◆ Task details:
Copy, from the entries below, each line where the word "this" can be found.

◆ Records shown:
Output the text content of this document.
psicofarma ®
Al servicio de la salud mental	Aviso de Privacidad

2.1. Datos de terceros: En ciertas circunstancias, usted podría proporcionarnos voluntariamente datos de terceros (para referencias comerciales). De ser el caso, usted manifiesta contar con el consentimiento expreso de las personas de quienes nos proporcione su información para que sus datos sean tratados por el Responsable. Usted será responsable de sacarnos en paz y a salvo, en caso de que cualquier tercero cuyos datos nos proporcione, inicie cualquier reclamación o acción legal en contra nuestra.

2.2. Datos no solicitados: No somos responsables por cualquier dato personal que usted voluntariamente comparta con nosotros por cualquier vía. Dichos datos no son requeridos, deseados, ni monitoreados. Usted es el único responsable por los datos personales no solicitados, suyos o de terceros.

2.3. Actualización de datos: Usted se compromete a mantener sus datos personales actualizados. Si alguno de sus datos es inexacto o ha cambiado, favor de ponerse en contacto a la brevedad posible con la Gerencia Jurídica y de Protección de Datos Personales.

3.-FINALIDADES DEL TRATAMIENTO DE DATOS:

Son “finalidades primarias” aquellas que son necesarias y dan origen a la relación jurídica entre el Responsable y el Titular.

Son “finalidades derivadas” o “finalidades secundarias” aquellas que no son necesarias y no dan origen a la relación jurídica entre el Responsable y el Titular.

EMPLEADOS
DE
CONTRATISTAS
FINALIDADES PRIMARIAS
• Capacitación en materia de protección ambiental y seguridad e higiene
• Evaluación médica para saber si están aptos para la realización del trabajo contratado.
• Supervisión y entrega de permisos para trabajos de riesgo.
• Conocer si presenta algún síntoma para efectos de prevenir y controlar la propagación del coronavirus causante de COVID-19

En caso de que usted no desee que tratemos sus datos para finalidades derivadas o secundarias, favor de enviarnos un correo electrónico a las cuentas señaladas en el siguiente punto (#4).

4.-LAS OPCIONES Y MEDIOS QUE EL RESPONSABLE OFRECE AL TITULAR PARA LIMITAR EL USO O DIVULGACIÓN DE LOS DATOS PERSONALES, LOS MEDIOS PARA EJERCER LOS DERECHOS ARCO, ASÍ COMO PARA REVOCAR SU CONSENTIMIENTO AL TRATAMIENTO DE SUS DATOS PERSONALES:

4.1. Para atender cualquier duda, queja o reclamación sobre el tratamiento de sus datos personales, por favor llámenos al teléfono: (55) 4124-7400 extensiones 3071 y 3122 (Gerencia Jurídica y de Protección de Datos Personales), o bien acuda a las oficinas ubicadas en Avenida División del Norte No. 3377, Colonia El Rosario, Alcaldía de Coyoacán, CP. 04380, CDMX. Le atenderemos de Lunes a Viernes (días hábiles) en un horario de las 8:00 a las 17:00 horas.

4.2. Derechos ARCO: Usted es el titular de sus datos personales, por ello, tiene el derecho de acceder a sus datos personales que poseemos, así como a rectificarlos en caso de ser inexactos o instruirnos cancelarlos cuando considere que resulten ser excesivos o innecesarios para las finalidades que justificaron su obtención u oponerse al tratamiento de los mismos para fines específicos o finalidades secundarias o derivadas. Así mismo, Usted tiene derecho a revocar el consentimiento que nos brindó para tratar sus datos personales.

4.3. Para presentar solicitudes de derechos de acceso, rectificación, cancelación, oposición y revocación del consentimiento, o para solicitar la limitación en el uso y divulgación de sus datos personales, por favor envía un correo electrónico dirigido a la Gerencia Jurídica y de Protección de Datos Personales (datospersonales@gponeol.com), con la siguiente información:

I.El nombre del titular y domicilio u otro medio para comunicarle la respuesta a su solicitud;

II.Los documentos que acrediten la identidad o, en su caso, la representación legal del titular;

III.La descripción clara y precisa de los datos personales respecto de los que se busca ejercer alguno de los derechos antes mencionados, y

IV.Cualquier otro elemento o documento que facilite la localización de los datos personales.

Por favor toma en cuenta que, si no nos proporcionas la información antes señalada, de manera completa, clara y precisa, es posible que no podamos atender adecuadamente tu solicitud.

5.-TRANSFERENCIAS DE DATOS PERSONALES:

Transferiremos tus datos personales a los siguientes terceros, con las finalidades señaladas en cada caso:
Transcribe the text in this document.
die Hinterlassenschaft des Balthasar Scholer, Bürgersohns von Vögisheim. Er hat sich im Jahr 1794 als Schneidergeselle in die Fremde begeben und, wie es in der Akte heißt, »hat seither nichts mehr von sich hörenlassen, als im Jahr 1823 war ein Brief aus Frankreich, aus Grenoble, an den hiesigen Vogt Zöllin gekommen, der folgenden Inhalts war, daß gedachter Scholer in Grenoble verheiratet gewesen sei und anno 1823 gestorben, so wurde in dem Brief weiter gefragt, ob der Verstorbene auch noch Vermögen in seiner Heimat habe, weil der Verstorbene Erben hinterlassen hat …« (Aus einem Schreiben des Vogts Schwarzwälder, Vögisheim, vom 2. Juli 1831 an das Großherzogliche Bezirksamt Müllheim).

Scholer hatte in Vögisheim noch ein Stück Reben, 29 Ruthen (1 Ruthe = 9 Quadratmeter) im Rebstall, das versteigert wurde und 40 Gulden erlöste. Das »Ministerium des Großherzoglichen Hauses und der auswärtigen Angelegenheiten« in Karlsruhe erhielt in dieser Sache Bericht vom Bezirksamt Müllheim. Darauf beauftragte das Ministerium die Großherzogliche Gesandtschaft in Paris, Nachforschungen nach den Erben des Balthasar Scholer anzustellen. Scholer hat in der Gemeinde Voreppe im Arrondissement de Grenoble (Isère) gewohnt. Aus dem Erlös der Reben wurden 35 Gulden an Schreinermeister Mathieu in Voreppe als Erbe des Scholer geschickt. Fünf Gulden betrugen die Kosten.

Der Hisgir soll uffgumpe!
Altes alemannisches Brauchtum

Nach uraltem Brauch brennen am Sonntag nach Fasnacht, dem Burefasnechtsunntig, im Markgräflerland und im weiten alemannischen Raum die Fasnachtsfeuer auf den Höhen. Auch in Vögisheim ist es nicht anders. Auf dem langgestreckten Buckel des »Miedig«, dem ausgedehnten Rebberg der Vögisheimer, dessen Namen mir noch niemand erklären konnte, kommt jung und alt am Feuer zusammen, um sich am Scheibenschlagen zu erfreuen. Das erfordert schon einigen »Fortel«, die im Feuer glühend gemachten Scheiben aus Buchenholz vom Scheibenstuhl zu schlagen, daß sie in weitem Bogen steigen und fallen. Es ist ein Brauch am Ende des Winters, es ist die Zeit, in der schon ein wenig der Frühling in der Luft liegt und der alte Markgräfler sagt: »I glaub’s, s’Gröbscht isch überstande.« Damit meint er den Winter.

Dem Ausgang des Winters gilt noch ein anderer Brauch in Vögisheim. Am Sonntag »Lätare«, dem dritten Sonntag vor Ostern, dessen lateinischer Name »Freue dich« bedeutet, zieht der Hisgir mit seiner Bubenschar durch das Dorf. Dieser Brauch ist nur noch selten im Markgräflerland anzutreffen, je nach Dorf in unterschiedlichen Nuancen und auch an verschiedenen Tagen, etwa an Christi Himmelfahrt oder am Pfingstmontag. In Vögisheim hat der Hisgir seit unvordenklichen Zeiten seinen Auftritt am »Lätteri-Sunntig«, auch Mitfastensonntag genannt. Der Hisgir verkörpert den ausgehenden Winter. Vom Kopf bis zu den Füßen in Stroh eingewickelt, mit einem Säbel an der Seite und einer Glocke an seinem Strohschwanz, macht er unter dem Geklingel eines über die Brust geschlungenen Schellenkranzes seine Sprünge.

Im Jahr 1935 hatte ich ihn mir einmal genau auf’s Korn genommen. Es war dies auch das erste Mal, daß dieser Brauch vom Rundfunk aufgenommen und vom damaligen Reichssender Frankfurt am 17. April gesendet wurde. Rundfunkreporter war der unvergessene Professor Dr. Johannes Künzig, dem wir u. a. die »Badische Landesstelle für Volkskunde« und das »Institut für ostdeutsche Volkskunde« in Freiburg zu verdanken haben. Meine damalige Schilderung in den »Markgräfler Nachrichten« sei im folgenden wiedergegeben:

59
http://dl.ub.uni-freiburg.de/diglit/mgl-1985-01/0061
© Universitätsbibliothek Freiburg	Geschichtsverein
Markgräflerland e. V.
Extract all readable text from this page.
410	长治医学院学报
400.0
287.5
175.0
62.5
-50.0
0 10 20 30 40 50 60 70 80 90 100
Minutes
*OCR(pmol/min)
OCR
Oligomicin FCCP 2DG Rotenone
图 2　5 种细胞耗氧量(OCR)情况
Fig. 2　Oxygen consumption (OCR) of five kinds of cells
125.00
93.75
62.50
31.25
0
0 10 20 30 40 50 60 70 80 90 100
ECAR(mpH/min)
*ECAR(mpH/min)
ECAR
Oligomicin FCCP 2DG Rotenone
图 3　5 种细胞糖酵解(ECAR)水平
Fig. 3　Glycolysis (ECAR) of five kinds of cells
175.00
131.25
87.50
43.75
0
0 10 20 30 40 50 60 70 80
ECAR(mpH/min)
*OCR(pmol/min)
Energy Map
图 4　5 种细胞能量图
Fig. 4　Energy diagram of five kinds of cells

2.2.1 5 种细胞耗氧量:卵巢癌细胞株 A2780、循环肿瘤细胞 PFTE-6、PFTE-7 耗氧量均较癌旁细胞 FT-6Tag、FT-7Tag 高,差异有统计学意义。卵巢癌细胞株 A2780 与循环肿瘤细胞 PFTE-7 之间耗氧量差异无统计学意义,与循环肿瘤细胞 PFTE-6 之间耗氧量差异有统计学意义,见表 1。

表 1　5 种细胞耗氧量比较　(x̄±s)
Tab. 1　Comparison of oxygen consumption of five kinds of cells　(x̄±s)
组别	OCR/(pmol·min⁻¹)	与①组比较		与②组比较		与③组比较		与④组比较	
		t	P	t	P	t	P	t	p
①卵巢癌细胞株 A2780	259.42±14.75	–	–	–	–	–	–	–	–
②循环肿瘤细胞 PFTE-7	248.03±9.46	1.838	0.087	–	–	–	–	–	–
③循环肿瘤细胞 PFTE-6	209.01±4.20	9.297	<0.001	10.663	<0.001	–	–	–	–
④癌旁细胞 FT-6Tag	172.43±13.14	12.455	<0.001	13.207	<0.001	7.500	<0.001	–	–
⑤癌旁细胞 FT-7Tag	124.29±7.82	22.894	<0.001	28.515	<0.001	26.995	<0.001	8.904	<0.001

◆ Your response:
Output the text content of this document.
Transcribe the text in this document.
Extract all readable text from this page.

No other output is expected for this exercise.